[Task to carry out] Gather the lines below that include the string "title", copying each in full.

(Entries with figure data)
>>>>>

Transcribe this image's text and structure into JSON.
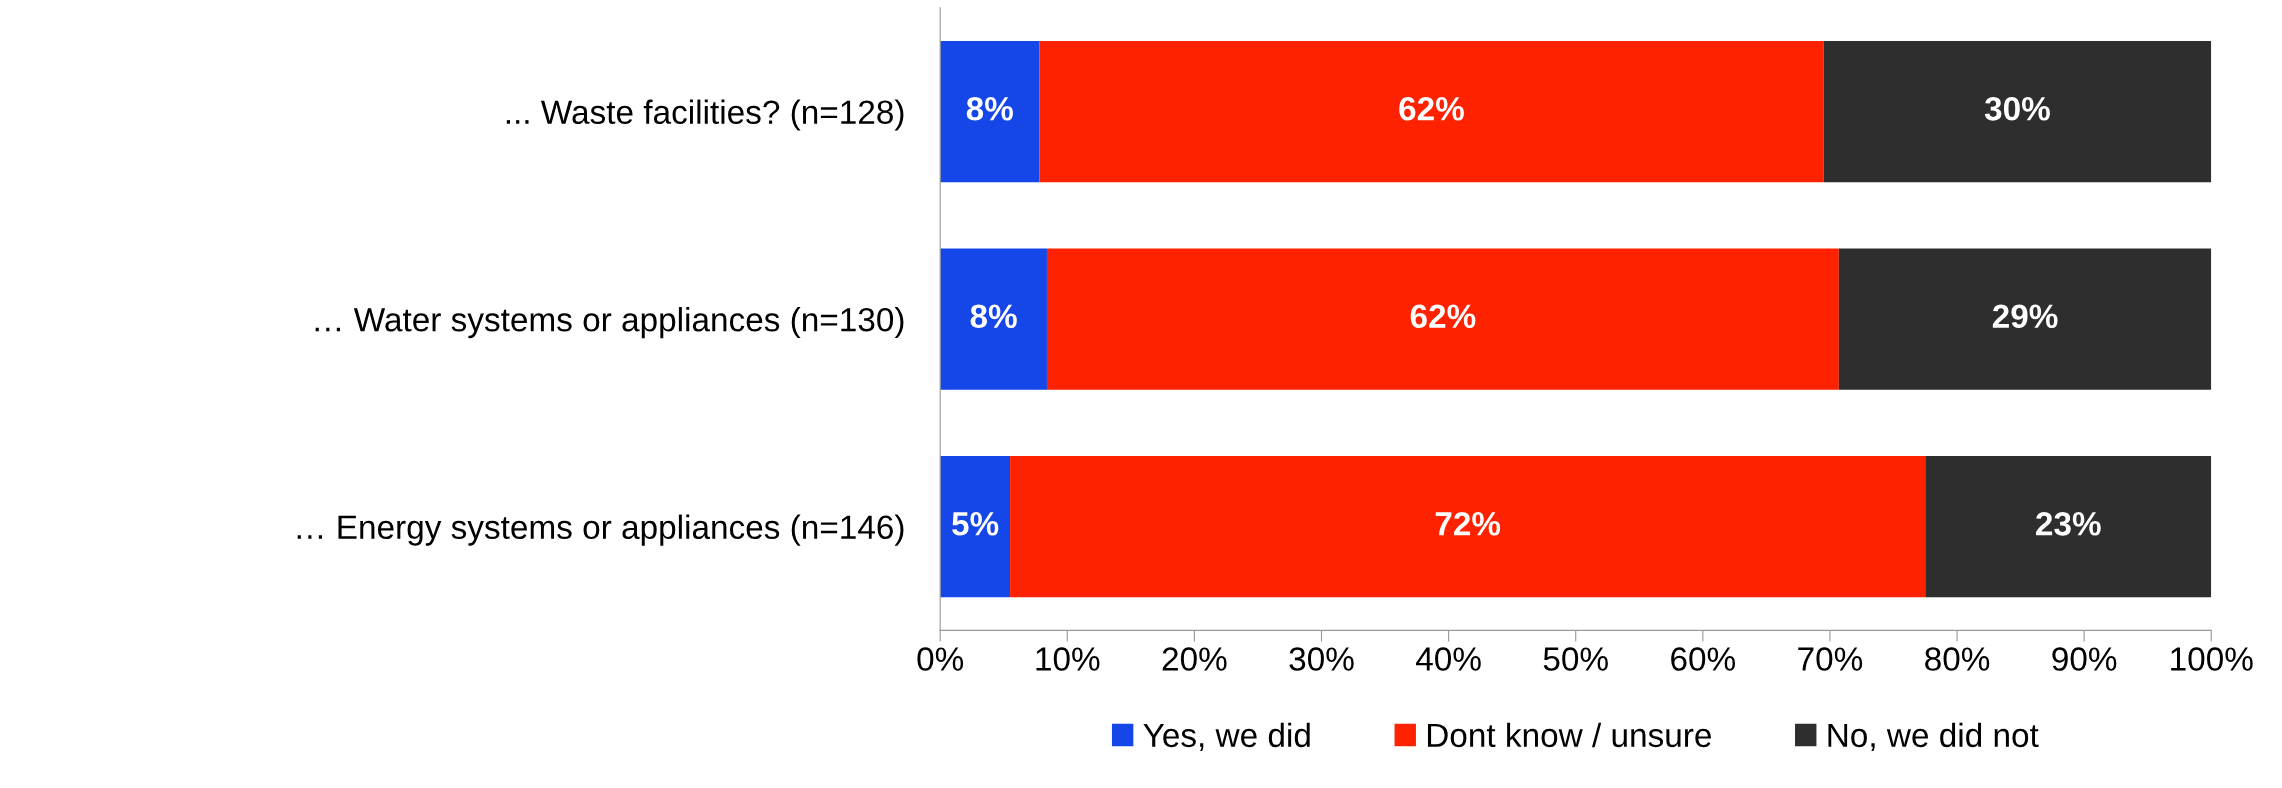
{
  "chart_data": {
    "type": "bar",
    "orientation": "horizontal",
    "stacked": true,
    "categories": [
      "... Waste facilities? (n=128)",
      "… Water systems or appliances (n=130)",
      "… Energy systems or appliances (n=146)"
    ],
    "series": [
      {
        "name": "Yes, we did",
        "color": "#1446e8",
        "values": [
          7.8,
          8.4,
          5.5
        ],
        "value_labels": [
          "8%",
          "8%",
          "5%"
        ]
      },
      {
        "name": "Dont know / unsure",
        "color": "#ff2200",
        "values": [
          61.7,
          62.3,
          72.0
        ],
        "value_labels": [
          "62%",
          "62%",
          "72%"
        ]
      },
      {
        "name": "No, we did not",
        "color": "#2e2e2e",
        "values": [
          30.5,
          29.3,
          22.5
        ],
        "value_labels": [
          "30%",
          "29%",
          "23%"
        ]
      }
    ],
    "xlim": [
      0,
      100
    ],
    "xticks": [
      {
        "value": 0,
        "label": "0%"
      },
      {
        "value": 10,
        "label": "10%"
      },
      {
        "value": 20,
        "label": "20%"
      },
      {
        "value": 30,
        "label": "30%"
      },
      {
        "value": 40,
        "label": "40%"
      },
      {
        "value": 50,
        "label": "50%"
      },
      {
        "value": 60,
        "label": "60%"
      },
      {
        "value": 70,
        "label": "70%"
      },
      {
        "value": 80,
        "label": "80%"
      },
      {
        "value": 90,
        "label": "90%"
      },
      {
        "value": 100,
        "label": "100%"
      }
    ],
    "grid": false,
    "legend": "bottom"
  }
}
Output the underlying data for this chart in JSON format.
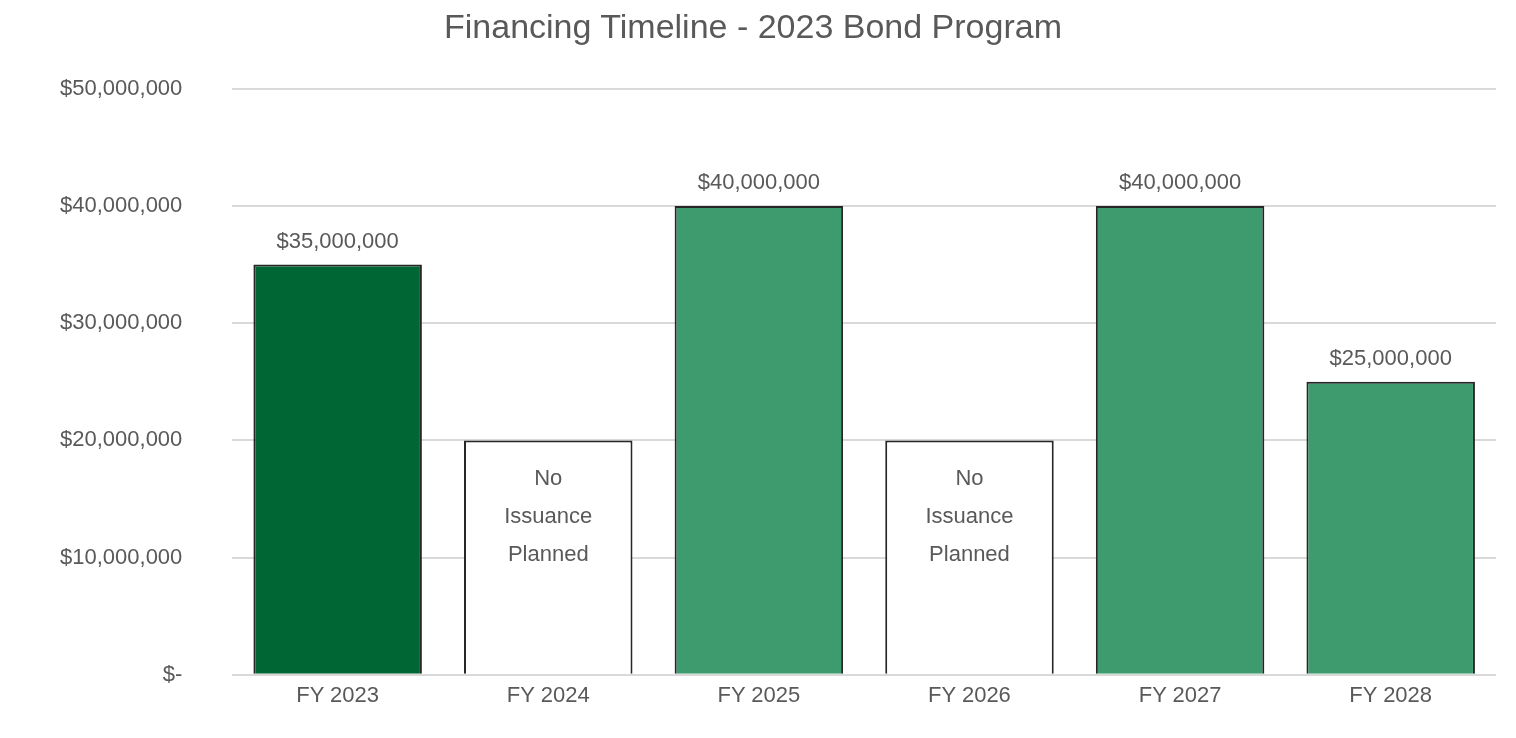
{
  "chart_data": {
    "type": "bar",
    "title": "Financing Timeline - 2023 Bond Program",
    "categories": [
      "FY 2023",
      "FY 2024",
      "FY 2025",
      "FY 2026",
      "FY 2027",
      "FY 2028"
    ],
    "values": [
      35000000,
      20000000,
      40000000,
      20000000,
      40000000,
      25000000
    ],
    "colors": [
      "#006633",
      "#ffffff",
      "#3d9b6e",
      "#ffffff",
      "#3d9b6e",
      "#3d9b6e"
    ],
    "value_labels": [
      "$35,000,000",
      "No Issuance Planned",
      "$40,000,000",
      "No Issuance Planned",
      "$40,000,000",
      "$25,000,000"
    ],
    "ylim": [
      0,
      50000000
    ],
    "yticks": [
      {
        "value": 0,
        "label": "$-"
      },
      {
        "value": 10000000,
        "label": "$10,000,000"
      },
      {
        "value": 20000000,
        "label": "$20,000,000"
      },
      {
        "value": 30000000,
        "label": "$30,000,000"
      },
      {
        "value": 40000000,
        "label": "$40,000,000"
      },
      {
        "value": 50000000,
        "label": "$50,000,000"
      }
    ],
    "grid": "y",
    "legend": false
  }
}
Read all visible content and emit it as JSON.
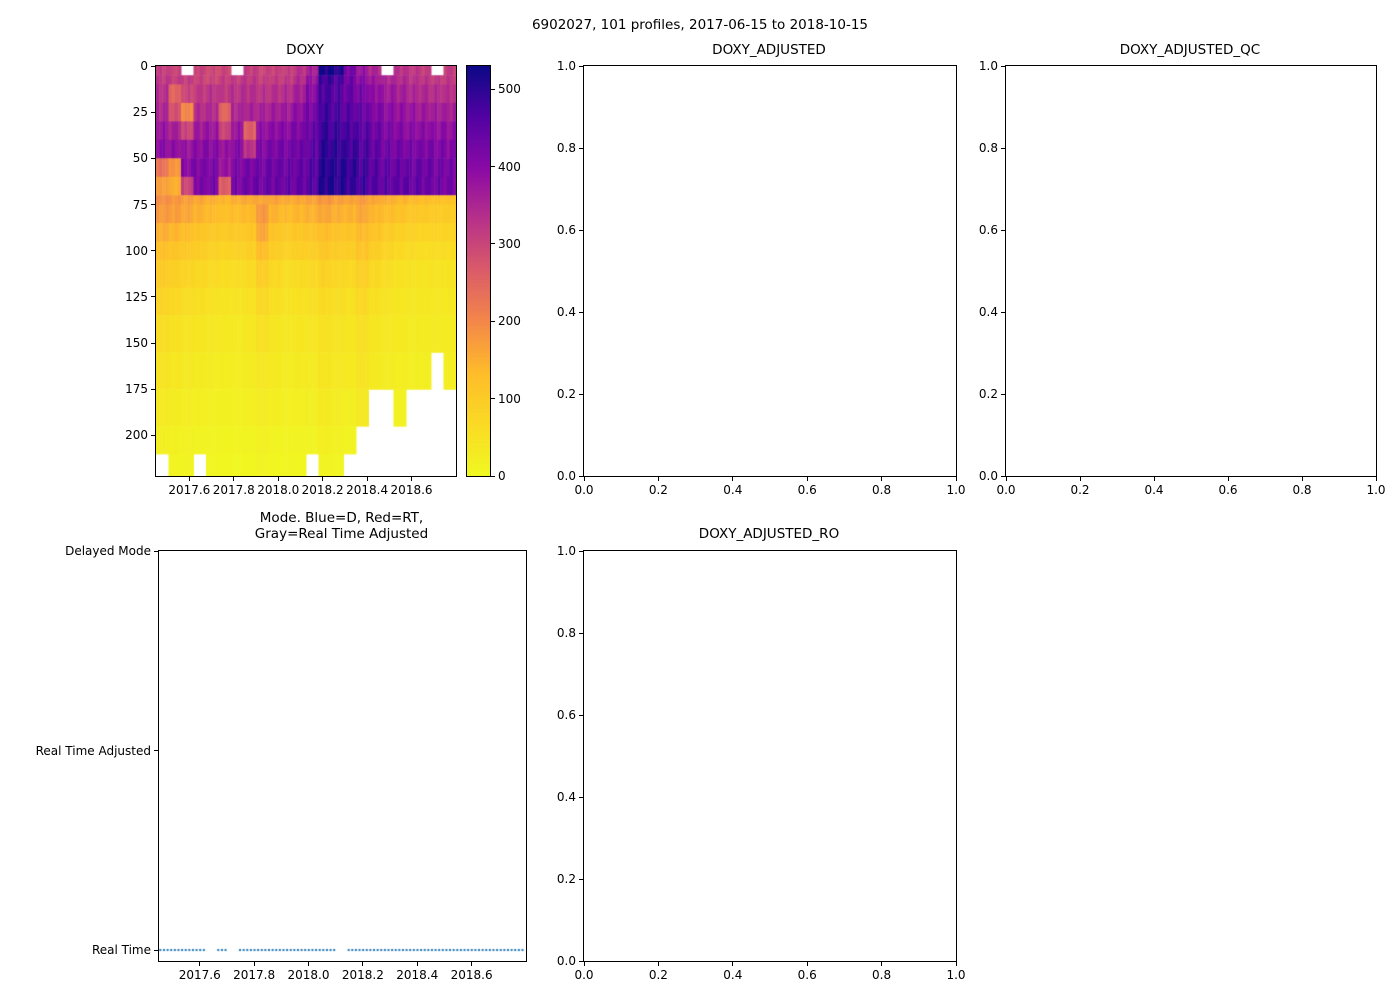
{
  "figure": {
    "title": "6902027, 101 profiles, 2017-06-15 to 2018-10-15"
  },
  "chart_data": [
    {
      "id": "doxy",
      "type": "heatmap",
      "title": "DOXY",
      "xlim": [
        2017.45,
        2018.8
      ],
      "ylim": [
        0,
        222
      ],
      "x_ticks": [
        2017.6,
        2017.8,
        2018.0,
        2018.2,
        2018.4,
        2018.6
      ],
      "x_tick_labels": [
        "2017.6",
        "2017.8",
        "2018.0",
        "2018.2",
        "2018.4",
        "2018.6"
      ],
      "y_ticks": [
        0,
        25,
        50,
        75,
        100,
        125,
        150,
        175,
        200
      ],
      "y_tick_labels": [
        "0",
        "25",
        "50",
        "75",
        "100",
        "125",
        "150",
        "175",
        "200"
      ],
      "y_axis_meaning": "pressure/depth, 0 at surface, increasing downward",
      "colormap": "plasma_r",
      "colorbar": {
        "vmin": 0,
        "vmax": 530,
        "ticks": [
          0,
          100,
          200,
          300,
          400,
          500
        ],
        "tick_labels": [
          "0",
          "100",
          "200",
          "300",
          "400",
          "500"
        ]
      },
      "depth_edges": [
        0,
        5,
        10,
        20,
        30,
        40,
        50,
        60,
        70,
        75,
        85,
        95,
        105,
        120,
        135,
        155,
        175,
        195,
        210,
        222
      ],
      "time_edges_range": [
        2017.45,
        2018.8
      ],
      "values": [
        [
          310,
          300,
          null,
          305,
          295,
          300,
          null,
          310,
          300,
          305,
          310,
          330,
          360,
          520,
          510,
          420,
          380,
          350,
          null,
          330,
          320,
          310,
          null,
          315
        ],
        [
          320,
          310,
          315,
          305,
          300,
          310,
          315,
          320,
          310,
          315,
          320,
          340,
          380,
          480,
          470,
          430,
          400,
          370,
          350,
          340,
          330,
          325,
          320,
          320
        ],
        [
          335,
          250,
          300,
          320,
          330,
          320,
          330,
          335,
          330,
          335,
          340,
          360,
          400,
          470,
          460,
          440,
          420,
          390,
          370,
          360,
          350,
          345,
          340,
          335
        ],
        [
          350,
          280,
          200,
          340,
          345,
          250,
          350,
          355,
          360,
          365,
          370,
          390,
          420,
          480,
          470,
          455,
          440,
          410,
          395,
          385,
          380,
          370,
          365,
          360
        ],
        [
          380,
          360,
          300,
          370,
          375,
          300,
          380,
          260,
          390,
          395,
          400,
          410,
          440,
          490,
          485,
          470,
          455,
          430,
          415,
          405,
          400,
          395,
          390,
          385
        ],
        [
          400,
          390,
          380,
          395,
          400,
          380,
          405,
          330,
          410,
          415,
          420,
          430,
          450,
          500,
          495,
          480,
          465,
          445,
          430,
          425,
          420,
          415,
          410,
          405
        ],
        [
          230,
          180,
          400,
          410,
          415,
          380,
          415,
          420,
          425,
          430,
          435,
          440,
          460,
          505,
          500,
          490,
          475,
          455,
          445,
          440,
          435,
          430,
          425,
          420
        ],
        [
          170,
          150,
          300,
          415,
          420,
          260,
          420,
          425,
          430,
          435,
          440,
          445,
          460,
          505,
          500,
          490,
          480,
          460,
          450,
          445,
          440,
          435,
          430,
          425
        ],
        [
          190,
          180,
          170,
          160,
          150,
          140,
          150,
          155,
          160,
          165,
          155,
          160,
          165,
          180,
          170,
          165,
          175,
          160,
          150,
          140,
          135,
          130,
          125,
          120
        ],
        [
          175,
          170,
          160,
          145,
          135,
          125,
          130,
          135,
          180,
          145,
          135,
          140,
          145,
          160,
          150,
          145,
          160,
          140,
          130,
          120,
          110,
          105,
          100,
          100
        ],
        [
          150,
          140,
          130,
          115,
          105,
          100,
          105,
          110,
          160,
          115,
          105,
          110,
          115,
          130,
          120,
          115,
          135,
          115,
          100,
          90,
          85,
          80,
          80,
          80
        ],
        [
          125,
          115,
          105,
          95,
          85,
          80,
          85,
          90,
          130,
          95,
          85,
          90,
          95,
          110,
          100,
          95,
          115,
          95,
          80,
          70,
          65,
          60,
          60,
          60
        ],
        [
          100,
          90,
          80,
          70,
          65,
          60,
          60,
          65,
          95,
          70,
          60,
          65,
          70,
          85,
          75,
          70,
          90,
          70,
          60,
          50,
          48,
          45,
          45,
          45
        ],
        [
          80,
          70,
          60,
          55,
          50,
          45,
          45,
          50,
          70,
          55,
          48,
          52,
          55,
          65,
          58,
          52,
          70,
          55,
          45,
          40,
          38,
          36,
          36,
          36
        ],
        [
          60,
          52,
          45,
          42,
          38,
          34,
          33,
          38,
          52,
          42,
          36,
          40,
          42,
          52,
          46,
          42,
          55,
          42,
          36,
          32,
          30,
          30,
          30,
          30
        ],
        [
          45,
          38,
          33,
          30,
          28,
          26,
          25,
          28,
          38,
          32,
          27,
          30,
          32,
          42,
          36,
          32,
          45,
          32,
          27,
          25,
          22,
          22,
          null,
          25
        ],
        [
          32,
          28,
          24,
          22,
          20,
          18,
          17,
          20,
          28,
          22,
          19,
          21,
          22,
          32,
          27,
          22,
          35,
          null,
          null,
          16,
          null,
          null,
          null,
          null
        ],
        [
          22,
          18,
          16,
          13,
          12,
          11,
          10,
          12,
          18,
          13,
          11,
          12,
          13,
          22,
          17,
          12,
          null,
          null,
          null,
          null,
          null,
          null,
          null,
          null
        ],
        [
          null,
          12,
          10,
          null,
          7,
          6,
          5,
          7,
          12,
          7,
          6,
          6,
          null,
          12,
          9,
          null,
          null,
          null,
          null,
          null,
          null,
          null,
          null,
          null
        ]
      ]
    },
    {
      "id": "doxy_adjusted",
      "type": "empty",
      "title": "DOXY_ADJUSTED",
      "xlim": [
        0,
        1
      ],
      "ylim": [
        1,
        0
      ],
      "x_ticks": [
        0,
        0.2,
        0.4,
        0.6,
        0.8,
        1
      ],
      "x_tick_labels": [
        "0.0",
        "0.2",
        "0.4",
        "0.6",
        "0.8",
        "1.0"
      ],
      "y_ticks": [
        0,
        0.2,
        0.4,
        0.6,
        0.8,
        1
      ],
      "y_tick_labels": [
        "0.0",
        "0.2",
        "0.4",
        "0.6",
        "0.8",
        "1.0"
      ]
    },
    {
      "id": "doxy_adjusted_qc",
      "type": "empty",
      "title": "DOXY_ADJUSTED_QC",
      "xlim": [
        0,
        1
      ],
      "ylim": [
        1,
        0
      ],
      "x_ticks": [
        0,
        0.2,
        0.4,
        0.6,
        0.8,
        1
      ],
      "x_tick_labels": [
        "0.0",
        "0.2",
        "0.4",
        "0.6",
        "0.8",
        "1.0"
      ],
      "y_ticks": [
        0,
        0.2,
        0.4,
        0.6,
        0.8,
        1
      ],
      "y_tick_labels": [
        "0.0",
        "0.2",
        "0.4",
        "0.6",
        "0.8",
        "1.0"
      ]
    },
    {
      "id": "mode",
      "type": "scatter",
      "title": "Mode. Blue=D, Red=RT,\nGray=Real Time Adjusted",
      "xlim": [
        2017.45,
        2018.8
      ],
      "ylim": [
        2.0,
        -0.055
      ],
      "x_ticks": [
        2017.6,
        2017.8,
        2018.0,
        2018.2,
        2018.4,
        2018.6
      ],
      "x_tick_labels": [
        "2017.6",
        "2017.8",
        "2018.0",
        "2018.2",
        "2018.4",
        "2018.6"
      ],
      "y_ticks": [
        2,
        1,
        0
      ],
      "y_tick_labels": [
        "Delayed Mode",
        "Real Time Adjusted",
        "Real Time"
      ],
      "y_categories": [
        "Real Time",
        "Real Time Adjusted",
        "Delayed Mode"
      ],
      "series": [
        {
          "name": "profile-mode-markers",
          "color": "#1f77b4",
          "y": "Real Time",
          "x_start": 2017.455,
          "x_end": 2018.787,
          "count": 101,
          "gaps": [
            [
              2017.615,
              2017.658
            ],
            [
              2017.7,
              2017.74
            ],
            [
              2018.1,
              2018.14
            ]
          ]
        }
      ]
    },
    {
      "id": "doxy_adjusted_ro",
      "type": "empty",
      "title": "DOXY_ADJUSTED_RO",
      "xlim": [
        0,
        1
      ],
      "ylim": [
        1,
        0
      ],
      "x_ticks": [
        0,
        0.2,
        0.4,
        0.6,
        0.8,
        1
      ],
      "x_tick_labels": [
        "0.0",
        "0.2",
        "0.4",
        "0.6",
        "0.8",
        "1.0"
      ],
      "y_ticks": [
        0,
        0.2,
        0.4,
        0.6,
        0.8,
        1
      ],
      "y_tick_labels": [
        "0.0",
        "0.2",
        "0.4",
        "0.6",
        "0.8",
        "1.0"
      ]
    }
  ]
}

<<<<<

[Result of the task]
    "title": "Financing Timeline - 2023 Bond Program",
    "title": "6902027, 101 profiles, 2017-06-15 to 2018-10-15"
      "title": "DOXY",
      "title": "DOXY_ADJUSTED",
      "title": "DOXY_ADJUSTED_QC",
      "title": "Mode. Blue=D, Red=RT,\nGray=Real Time Adjusted",
      "title": "DOXY_ADJUSTED_RO",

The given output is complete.